Task statement |
All records should be reproduced verbatim.

Data for this task |
========================

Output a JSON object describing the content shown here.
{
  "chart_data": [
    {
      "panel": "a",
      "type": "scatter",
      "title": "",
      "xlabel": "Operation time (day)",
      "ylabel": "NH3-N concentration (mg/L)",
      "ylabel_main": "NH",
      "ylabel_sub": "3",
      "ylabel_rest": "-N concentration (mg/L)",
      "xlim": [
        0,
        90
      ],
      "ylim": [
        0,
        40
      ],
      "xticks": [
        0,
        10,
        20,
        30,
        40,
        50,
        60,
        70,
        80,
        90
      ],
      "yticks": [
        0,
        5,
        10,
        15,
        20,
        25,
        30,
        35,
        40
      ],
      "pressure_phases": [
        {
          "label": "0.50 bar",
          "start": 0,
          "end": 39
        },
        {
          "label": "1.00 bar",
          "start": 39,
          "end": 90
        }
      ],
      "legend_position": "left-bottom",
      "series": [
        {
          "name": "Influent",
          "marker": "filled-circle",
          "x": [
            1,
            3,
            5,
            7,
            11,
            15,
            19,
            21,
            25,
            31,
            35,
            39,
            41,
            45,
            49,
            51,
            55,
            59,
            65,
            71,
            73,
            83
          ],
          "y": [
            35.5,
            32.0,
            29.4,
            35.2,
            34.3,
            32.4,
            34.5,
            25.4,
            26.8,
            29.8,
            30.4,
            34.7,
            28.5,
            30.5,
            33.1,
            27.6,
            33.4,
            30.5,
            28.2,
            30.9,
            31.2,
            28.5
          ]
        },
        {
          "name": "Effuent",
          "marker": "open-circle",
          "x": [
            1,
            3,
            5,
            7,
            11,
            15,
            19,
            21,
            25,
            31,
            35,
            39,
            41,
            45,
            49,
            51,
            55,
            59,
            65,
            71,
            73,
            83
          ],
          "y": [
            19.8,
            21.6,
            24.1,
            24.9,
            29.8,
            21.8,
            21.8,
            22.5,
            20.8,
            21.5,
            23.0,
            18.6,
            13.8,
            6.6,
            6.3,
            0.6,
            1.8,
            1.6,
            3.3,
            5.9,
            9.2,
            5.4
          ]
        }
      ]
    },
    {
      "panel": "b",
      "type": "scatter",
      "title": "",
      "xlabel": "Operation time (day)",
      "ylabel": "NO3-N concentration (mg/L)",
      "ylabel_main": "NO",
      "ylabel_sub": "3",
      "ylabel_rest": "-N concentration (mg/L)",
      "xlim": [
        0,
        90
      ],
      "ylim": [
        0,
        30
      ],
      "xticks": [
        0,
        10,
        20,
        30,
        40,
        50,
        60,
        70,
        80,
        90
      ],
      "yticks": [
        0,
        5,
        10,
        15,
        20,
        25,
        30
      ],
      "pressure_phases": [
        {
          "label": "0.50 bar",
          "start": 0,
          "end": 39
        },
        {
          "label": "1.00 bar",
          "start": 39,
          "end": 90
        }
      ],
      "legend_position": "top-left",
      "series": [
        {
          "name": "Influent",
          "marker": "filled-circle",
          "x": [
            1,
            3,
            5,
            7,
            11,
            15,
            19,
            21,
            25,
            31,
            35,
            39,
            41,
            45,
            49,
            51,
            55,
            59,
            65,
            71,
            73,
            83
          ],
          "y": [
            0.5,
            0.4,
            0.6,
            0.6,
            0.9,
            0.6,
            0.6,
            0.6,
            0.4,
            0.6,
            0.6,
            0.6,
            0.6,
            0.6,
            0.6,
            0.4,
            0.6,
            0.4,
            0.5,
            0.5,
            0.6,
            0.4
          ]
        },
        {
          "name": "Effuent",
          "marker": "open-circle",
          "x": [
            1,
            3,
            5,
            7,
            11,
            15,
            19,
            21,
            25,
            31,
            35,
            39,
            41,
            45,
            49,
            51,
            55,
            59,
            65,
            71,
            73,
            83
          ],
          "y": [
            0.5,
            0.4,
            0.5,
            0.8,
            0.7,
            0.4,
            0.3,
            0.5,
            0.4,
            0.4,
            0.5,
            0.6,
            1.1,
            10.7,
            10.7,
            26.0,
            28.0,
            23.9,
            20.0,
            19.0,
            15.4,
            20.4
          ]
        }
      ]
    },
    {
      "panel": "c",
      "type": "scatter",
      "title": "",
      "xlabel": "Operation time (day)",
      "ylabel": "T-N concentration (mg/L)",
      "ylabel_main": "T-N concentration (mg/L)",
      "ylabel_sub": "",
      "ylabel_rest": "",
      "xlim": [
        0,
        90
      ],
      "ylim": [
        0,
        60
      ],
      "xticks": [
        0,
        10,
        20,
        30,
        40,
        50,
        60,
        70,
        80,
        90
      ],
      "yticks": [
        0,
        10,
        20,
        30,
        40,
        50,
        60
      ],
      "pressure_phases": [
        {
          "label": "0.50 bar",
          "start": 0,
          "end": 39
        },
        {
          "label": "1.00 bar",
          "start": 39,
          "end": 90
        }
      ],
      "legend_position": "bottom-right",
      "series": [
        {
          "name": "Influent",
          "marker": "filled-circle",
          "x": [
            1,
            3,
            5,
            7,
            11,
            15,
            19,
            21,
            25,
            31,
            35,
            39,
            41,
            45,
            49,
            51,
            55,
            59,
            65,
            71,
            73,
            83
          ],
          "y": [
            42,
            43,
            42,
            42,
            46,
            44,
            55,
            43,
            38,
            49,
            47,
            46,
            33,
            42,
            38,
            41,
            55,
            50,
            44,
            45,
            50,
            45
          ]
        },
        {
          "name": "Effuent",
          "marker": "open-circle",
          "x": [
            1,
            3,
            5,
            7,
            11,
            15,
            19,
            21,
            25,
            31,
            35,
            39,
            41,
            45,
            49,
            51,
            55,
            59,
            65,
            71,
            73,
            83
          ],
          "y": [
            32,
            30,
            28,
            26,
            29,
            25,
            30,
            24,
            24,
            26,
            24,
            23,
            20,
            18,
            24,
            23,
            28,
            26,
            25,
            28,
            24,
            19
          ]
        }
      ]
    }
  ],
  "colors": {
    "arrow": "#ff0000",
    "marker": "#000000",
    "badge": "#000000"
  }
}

========================

Reply |
Output a JSON object describing the content shown here.
{
  "chart_data": [
    {
      "panel": "a",
      "type": "scatter",
      "title": "",
      "xlabel": "Operation time (day)",
      "ylabel": "NH3-N concentration (mg/L)",
      "ylabel_main": "NH",
      "ylabel_sub": "3",
      "ylabel_rest": "-N concentration (mg/L)",
      "xlim": [
        0,
        90
      ],
      "ylim": [
        0,
        40
      ],
      "xticks": [
        0,
        10,
        20,
        30,
        40,
        50,
        60,
        70,
        80,
        90
      ],
      "yticks": [
        0,
        5,
        10,
        15,
        20,
        25,
        30,
        35,
        40
      ],
      "pressure_phases": [
        {
          "label": "0.50 bar",
          "start": 0,
          "end": 39
        },
        {
          "label": "1.00 bar",
          "start": 39,
          "end": 90
        }
      ],
      "legend_position": "left-bottom",
      "series": [
        {
          "name": "Influent",
          "marker": "filled-circle",
          "x": [
            1,
            3,
            5,
            7,
            11,
            15,
            19,
            21,
            25,
            31,
            35,
            39,
            41,
            45,
            49,
            51,
            55,
            59,
            65,
            71,
            73,
            83
          ],
          "y": [
            35.5,
            32.0,
            29.4,
            35.2,
            34.3,
            32.4,
            34.5,
            25.4,
            26.8,
            29.8,
            30.4,
            34.7,
            28.5,
            30.5,
            33.1,
            27.6,
            33.4,
            30.5,
            28.2,
            30.9,
            31.2,
            28.5
          ]
        },
        {
          "name": "Effuent",
          "marker": "open-circle",
          "x": [
            1,
            3,
            5,
            7,
            11,
            15,
            19,
            21,
            25,
            31,
            35,
            39,
            41,
            45,
            49,
            51,
            55,
            59,
            65,
            71,
            73,
            83
          ],
          "y": [
            19.8,
            21.6,
            24.1,
            24.9,
            29.8,
            21.8,
            21.8,
            22.5,
            20.8,
            21.5,
            23.0,
            18.6,
            13.8,
            6.6,
            6.3,
            0.6,
            1.8,
            1.6,
            3.3,
            5.9,
            9.2,
            5.4
          ]
        }
      ]
    },
    {
      "panel": "b",
      "type": "scatter",
      "title": "",
      "xlabel": "Operation time (day)",
      "ylabel": "NO3-N concentration (mg/L)",
      "ylabel_main": "NO",
      "ylabel_sub": "3",
      "ylabel_rest": "-N concentration (mg/L)",
      "xlim": [
        0,
        90
      ],
      "ylim": [
        0,
        30
      ],
      "xticks": [
        0,
        10,
        20,
        30,
        40,
        50,
        60,
        70,
        80,
        90
      ],
      "yticks": [
        0,
        5,
        10,
        15,
        20,
        25,
        30
      ],
      "pressure_phases": [
        {
          "label": "0.50 bar",
          "start": 0,
          "end": 39
        },
        {
          "label": "1.00 bar",
          "start": 39,
          "end": 90
        }
      ],
      "legend_position": "top-left",
      "series": [
        {
          "name": "Influent",
          "marker": "filled-circle",
          "x": [
            1,
            3,
            5,
            7,
            11,
            15,
            19,
            21,
            25,
            31,
            35,
            39,
            41,
            45,
            49,
            51,
            55,
            59,
            65,
            71,
            73,
            83
          ],
          "y": [
            0.5,
            0.4,
            0.6,
            0.6,
            0.9,
            0.6,
            0.6,
            0.6,
            0.4,
            0.6,
            0.6,
            0.6,
            0.6,
            0.6,
            0.6,
            0.4,
            0.6,
            0.4,
            0.5,
            0.5,
            0.6,
            0.4
          ]
        },
        {
          "name": "Effuent",
          "marker": "open-circle",
          "x": [
            1,
            3,
            5,
            7,
            11,
            15,
            19,
            21,
            25,
            31,
            35,
            39,
            41,
            45,
            49,
            51,
            55,
            59,
            65,
            71,
            73,
            83
          ],
          "y": [
            0.5,
            0.4,
            0.5,
            0.8,
            0.7,
            0.4,
            0.3,
            0.5,
            0.4,
            0.4,
            0.5,
            0.6,
            1.1,
            10.7,
            10.7,
            26.0,
            28.0,
            23.9,
            20.0,
            19.0,
            15.4,
            20.4
          ]
        }
      ]
    },
    {
      "panel": "c",
      "type": "scatter",
      "title": "",
      "xlabel": "Operation time (day)",
      "ylabel": "T-N concentration (mg/L)",
      "ylabel_main": "T-N concentration (mg/L)",
      "ylabel_sub": "",
      "ylabel_rest": "",
      "xlim": [
        0,
        90
      ],
      "ylim": [
        0,
        60
      ],
      "xticks": [
        0,
        10,
        20,
        30,
        40,
        50,
        60,
        70,
        80,
        90
      ],
      "yticks": [
        0,
        10,
        20,
        30,
        40,
        50,
        60
      ],
      "pressure_phases": [
        {
          "label": "0.50 bar",
          "start": 0,
          "end": 39
        },
        {
          "label": "1.00 bar",
          "start": 39,
          "end": 90
        }
      ],
      "legend_position": "bottom-right",
      "series": [
        {
          "name": "Influent",
          "marker": "filled-circle",
          "x": [
            1,
            3,
            5,
            7,
            11,
            15,
            19,
            21,
            25,
            31,
            35,
            39,
            41,
            45,
            49,
            51,
            55,
            59,
            65,
            71,
            73,
            83
          ],
          "y": [
            42,
            43,
            42,
            42,
            46,
            44,
            55,
            43,
            38,
            49,
            47,
            46,
            33,
            42,
            38,
            41,
            55,
            50,
            44,
            45,
            50,
            45
          ]
        },
        {
          "name": "Effuent",
          "marker": "open-circle",
          "x": [
            1,
            3,
            5,
            7,
            11,
            15,
            19,
            21,
            25,
            31,
            35,
            39,
            41,
            45,
            49,
            51,
            55,
            59,
            65,
            71,
            73,
            83
          ],
          "y": [
            32,
            30,
            28,
            26,
            29,
            25,
            30,
            24,
            24,
            26,
            24,
            23,
            20,
            18,
            24,
            23,
            28,
            26,
            25,
            28,
            24,
            19
          ]
        }
      ]
    }
  ],
  "colors": {
    "arrow": "#ff0000",
    "marker": "#000000",
    "badge": "#000000"
  }
}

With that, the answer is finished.